● **Task brief**:
Scan the data. Collect each line that contains the word "Sketch".

[Data items]
= = = = = = =
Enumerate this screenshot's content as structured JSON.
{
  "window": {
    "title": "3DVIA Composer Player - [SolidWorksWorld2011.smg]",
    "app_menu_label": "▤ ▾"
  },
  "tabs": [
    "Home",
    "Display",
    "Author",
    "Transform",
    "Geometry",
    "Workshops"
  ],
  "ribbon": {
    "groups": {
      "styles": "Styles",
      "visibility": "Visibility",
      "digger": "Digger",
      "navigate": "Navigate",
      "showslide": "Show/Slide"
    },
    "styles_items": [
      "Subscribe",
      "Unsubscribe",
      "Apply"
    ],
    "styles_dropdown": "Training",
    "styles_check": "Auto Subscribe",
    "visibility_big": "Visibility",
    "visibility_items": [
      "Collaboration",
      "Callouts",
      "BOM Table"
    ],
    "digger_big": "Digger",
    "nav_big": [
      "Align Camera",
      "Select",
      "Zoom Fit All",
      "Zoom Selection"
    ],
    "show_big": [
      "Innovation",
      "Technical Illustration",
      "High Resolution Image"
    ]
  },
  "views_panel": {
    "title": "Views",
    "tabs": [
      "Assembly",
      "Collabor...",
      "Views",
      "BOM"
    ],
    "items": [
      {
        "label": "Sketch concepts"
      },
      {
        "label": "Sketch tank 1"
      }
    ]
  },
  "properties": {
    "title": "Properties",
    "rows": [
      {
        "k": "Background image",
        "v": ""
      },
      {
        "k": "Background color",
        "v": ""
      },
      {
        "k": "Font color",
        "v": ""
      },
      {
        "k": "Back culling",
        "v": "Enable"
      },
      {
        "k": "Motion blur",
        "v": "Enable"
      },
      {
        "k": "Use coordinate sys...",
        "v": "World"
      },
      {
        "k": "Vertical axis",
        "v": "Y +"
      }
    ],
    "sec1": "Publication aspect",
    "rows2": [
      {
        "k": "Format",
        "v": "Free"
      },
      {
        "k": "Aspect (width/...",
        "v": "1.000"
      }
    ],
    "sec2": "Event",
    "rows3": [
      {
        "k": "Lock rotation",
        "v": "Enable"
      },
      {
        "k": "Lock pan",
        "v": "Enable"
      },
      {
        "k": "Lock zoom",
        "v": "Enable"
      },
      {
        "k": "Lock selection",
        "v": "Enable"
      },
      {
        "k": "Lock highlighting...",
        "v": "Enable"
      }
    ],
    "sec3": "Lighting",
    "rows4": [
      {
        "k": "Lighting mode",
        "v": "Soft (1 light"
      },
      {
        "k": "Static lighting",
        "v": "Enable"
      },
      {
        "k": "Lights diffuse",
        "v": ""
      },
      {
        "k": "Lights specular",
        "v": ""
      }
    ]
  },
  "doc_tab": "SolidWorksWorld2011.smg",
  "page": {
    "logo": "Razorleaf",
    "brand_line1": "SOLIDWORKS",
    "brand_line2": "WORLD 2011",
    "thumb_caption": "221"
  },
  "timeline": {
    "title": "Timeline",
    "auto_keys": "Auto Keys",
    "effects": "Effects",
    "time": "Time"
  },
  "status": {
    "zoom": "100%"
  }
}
= = = = = = =
● **Task result**:
        "label": "Sketch concepts"
        "label": "Sketch tank 1"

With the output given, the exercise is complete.